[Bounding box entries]
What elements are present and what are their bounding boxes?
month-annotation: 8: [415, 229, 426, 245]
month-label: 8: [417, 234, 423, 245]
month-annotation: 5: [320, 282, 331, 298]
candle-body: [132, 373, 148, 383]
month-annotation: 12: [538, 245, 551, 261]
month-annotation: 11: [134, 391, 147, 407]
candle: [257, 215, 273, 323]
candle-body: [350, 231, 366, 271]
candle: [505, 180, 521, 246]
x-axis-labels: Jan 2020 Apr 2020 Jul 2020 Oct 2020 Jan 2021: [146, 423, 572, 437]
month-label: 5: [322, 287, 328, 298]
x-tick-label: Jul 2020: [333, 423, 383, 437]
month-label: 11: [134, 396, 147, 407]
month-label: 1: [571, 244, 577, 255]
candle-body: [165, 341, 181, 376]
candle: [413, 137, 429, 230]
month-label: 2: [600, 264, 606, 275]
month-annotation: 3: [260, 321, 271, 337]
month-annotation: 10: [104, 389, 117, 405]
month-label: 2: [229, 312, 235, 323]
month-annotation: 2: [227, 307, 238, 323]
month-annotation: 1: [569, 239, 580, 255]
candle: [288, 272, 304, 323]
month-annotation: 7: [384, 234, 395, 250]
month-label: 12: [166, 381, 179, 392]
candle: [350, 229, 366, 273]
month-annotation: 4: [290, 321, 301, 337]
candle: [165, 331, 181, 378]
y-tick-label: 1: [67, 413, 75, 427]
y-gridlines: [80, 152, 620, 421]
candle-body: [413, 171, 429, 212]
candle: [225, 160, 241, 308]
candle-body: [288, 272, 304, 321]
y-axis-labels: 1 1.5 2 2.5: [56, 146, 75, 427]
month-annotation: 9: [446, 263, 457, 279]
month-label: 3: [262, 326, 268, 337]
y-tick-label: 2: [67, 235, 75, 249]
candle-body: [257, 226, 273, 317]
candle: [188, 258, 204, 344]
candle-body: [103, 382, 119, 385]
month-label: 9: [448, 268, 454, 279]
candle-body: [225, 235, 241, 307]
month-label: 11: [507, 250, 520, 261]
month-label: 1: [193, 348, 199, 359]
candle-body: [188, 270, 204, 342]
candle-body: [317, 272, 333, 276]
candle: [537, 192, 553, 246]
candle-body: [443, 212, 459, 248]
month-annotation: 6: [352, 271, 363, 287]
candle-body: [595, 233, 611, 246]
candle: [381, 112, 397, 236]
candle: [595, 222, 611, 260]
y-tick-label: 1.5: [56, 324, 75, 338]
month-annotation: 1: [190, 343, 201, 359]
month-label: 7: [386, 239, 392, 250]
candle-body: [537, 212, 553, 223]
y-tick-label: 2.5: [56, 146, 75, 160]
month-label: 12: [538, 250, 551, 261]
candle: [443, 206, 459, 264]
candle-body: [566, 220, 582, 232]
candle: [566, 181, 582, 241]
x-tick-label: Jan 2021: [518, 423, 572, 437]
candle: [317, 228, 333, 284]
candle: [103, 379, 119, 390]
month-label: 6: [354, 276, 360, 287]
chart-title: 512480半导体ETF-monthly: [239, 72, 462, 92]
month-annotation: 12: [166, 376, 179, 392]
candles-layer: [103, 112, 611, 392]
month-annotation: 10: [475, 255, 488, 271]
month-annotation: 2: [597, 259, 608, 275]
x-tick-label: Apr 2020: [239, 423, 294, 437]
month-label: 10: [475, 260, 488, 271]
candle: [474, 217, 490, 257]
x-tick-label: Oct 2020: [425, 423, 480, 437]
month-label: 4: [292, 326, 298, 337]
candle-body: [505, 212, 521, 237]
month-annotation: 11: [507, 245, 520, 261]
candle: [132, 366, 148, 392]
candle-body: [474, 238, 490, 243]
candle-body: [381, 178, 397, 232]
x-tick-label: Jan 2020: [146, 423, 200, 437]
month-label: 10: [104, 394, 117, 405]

Stated goal: Repeat the entire listing above line for line, with no changes.

Result below:
What elements are present and what are their bounding boxes?
month-annotation: 8: [415, 229, 426, 245]
month-label: 8: [417, 234, 423, 245]
month-annotation: 5: [320, 282, 331, 298]
candle-body: [132, 373, 148, 383]
month-annotation: 12: [538, 245, 551, 261]
month-annotation: 11: [134, 391, 147, 407]
candle: [257, 215, 273, 323]
candle-body: [350, 231, 366, 271]
candle: [505, 180, 521, 246]
x-axis-labels: Jan 2020 Apr 2020 Jul 2020 Oct 2020 Jan 2021: [146, 423, 572, 437]
month-label: 5: [322, 287, 328, 298]
x-tick-label: Jul 2020: [333, 423, 383, 437]
month-label: 11: [134, 396, 147, 407]
month-label: 1: [571, 244, 577, 255]
candle-body: [165, 341, 181, 376]
candle: [413, 137, 429, 230]
month-label: 2: [600, 264, 606, 275]
month-annotation: 3: [260, 321, 271, 337]
month-annotation: 10: [104, 389, 117, 405]
month-label: 2: [229, 312, 235, 323]
month-annotation: 2: [227, 307, 238, 323]
month-annotation: 1: [569, 239, 580, 255]
candle: [288, 272, 304, 323]
month-annotation: 7: [384, 234, 395, 250]
month-label: 12: [166, 381, 179, 392]
candle: [350, 229, 366, 273]
month-annotation: 4: [290, 321, 301, 337]
candle: [165, 331, 181, 378]
y-tick-label: 1: [67, 413, 75, 427]
y-gridlines: [80, 152, 620, 421]
candle-body: [413, 171, 429, 212]
candle: [225, 160, 241, 308]
candle-body: [288, 272, 304, 321]
y-axis-labels: 1 1.5 2 2.5: [56, 146, 75, 427]
month-annotation: 9: [446, 263, 457, 279]
month-label: 3: [262, 326, 268, 337]
y-tick-label: 2: [67, 235, 75, 249]
candle-body: [257, 226, 273, 317]
candle: [188, 258, 204, 344]
candle-body: [103, 382, 119, 385]
month-label: 9: [448, 268, 454, 279]
candle-body: [225, 235, 241, 307]
month-label: 11: [507, 250, 520, 261]
month-label: 1: [193, 348, 199, 359]
candle-body: [188, 270, 204, 342]
candle-body: [317, 272, 333, 276]
candle: [537, 192, 553, 246]
candle-body: [443, 212, 459, 248]
month-annotation: 6: [352, 271, 363, 287]
candle-body: [595, 233, 611, 246]
candle: [381, 112, 397, 236]
candle: [595, 222, 611, 260]
y-tick-label: 1.5: [56, 324, 75, 338]
month-annotation: 1: [190, 343, 201, 359]
month-label: 7: [386, 239, 392, 250]
candle-body: [537, 212, 553, 223]
y-tick-label: 2.5: [56, 146, 75, 160]
month-label: 12: [538, 250, 551, 261]
candle: [443, 206, 459, 264]
candle-body: [566, 220, 582, 232]
candle: [566, 181, 582, 241]
x-tick-label: Jan 2021: [518, 423, 572, 437]
candle: [317, 228, 333, 284]
candle: [103, 379, 119, 390]
month-label: 6: [354, 276, 360, 287]
chart-title: 512480半导体ETF-monthly: [239, 72, 462, 92]
month-annotation: 12: [166, 376, 179, 392]
candles-layer: [103, 112, 611, 392]
month-annotation: 10: [475, 255, 488, 271]
month-annotation: 2: [597, 259, 608, 275]
x-tick-label: Apr 2020: [239, 423, 294, 437]
month-label: 10: [475, 260, 488, 271]
candle: [474, 217, 490, 257]
x-tick-label: Oct 2020: [425, 423, 480, 437]
month-label: 4: [292, 326, 298, 337]
candle-body: [505, 212, 521, 237]
month-annotation: 11: [507, 245, 520, 261]
candle: [132, 366, 148, 392]
candle-body: [474, 238, 490, 243]
candle-body: [381, 178, 397, 232]
x-tick-label: Jan 2020: [146, 423, 200, 437]
month-label: 10: [104, 394, 117, 405]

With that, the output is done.